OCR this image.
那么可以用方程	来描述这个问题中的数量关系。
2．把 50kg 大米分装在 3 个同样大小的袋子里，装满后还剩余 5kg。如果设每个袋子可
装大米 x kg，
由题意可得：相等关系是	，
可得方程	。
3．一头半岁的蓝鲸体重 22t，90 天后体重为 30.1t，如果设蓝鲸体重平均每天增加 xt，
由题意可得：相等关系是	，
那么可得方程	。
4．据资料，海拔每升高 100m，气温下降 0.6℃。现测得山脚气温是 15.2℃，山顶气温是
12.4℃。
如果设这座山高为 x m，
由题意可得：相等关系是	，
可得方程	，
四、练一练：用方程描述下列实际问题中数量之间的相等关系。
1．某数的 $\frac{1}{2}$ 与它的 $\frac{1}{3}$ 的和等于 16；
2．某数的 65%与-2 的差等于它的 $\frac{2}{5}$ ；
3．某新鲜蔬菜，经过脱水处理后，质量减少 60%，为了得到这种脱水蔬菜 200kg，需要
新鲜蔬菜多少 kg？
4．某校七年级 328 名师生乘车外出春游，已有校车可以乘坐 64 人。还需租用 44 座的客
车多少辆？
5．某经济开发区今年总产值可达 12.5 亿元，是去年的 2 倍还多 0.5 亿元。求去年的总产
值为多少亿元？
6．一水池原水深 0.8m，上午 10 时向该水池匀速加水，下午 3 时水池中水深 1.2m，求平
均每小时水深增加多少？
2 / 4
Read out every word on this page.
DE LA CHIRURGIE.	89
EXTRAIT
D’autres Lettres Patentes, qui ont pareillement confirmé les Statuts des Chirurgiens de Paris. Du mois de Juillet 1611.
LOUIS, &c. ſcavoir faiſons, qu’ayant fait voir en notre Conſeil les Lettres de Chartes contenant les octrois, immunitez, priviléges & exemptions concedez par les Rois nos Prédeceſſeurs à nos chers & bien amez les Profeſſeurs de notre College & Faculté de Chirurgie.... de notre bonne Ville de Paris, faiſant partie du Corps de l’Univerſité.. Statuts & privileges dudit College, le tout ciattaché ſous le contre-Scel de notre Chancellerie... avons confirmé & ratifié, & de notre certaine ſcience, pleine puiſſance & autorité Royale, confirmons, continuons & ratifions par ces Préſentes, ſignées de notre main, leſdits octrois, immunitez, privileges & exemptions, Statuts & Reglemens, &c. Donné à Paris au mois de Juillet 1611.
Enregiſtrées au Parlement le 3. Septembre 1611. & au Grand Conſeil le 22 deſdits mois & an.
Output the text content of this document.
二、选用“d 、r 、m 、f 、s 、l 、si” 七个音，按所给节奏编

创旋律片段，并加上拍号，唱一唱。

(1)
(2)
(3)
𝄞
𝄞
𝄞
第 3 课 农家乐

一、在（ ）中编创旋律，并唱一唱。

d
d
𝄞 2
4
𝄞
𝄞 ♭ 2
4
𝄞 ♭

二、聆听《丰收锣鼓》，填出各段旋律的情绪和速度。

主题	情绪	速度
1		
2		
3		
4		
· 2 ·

→ **SHORT TASK**
Search the data above for the word "this", then gather each line in which it appears.

→ **COMPLETE ANSWER**
OCR this image.
Read out every word on this page.
Output the text content of this document.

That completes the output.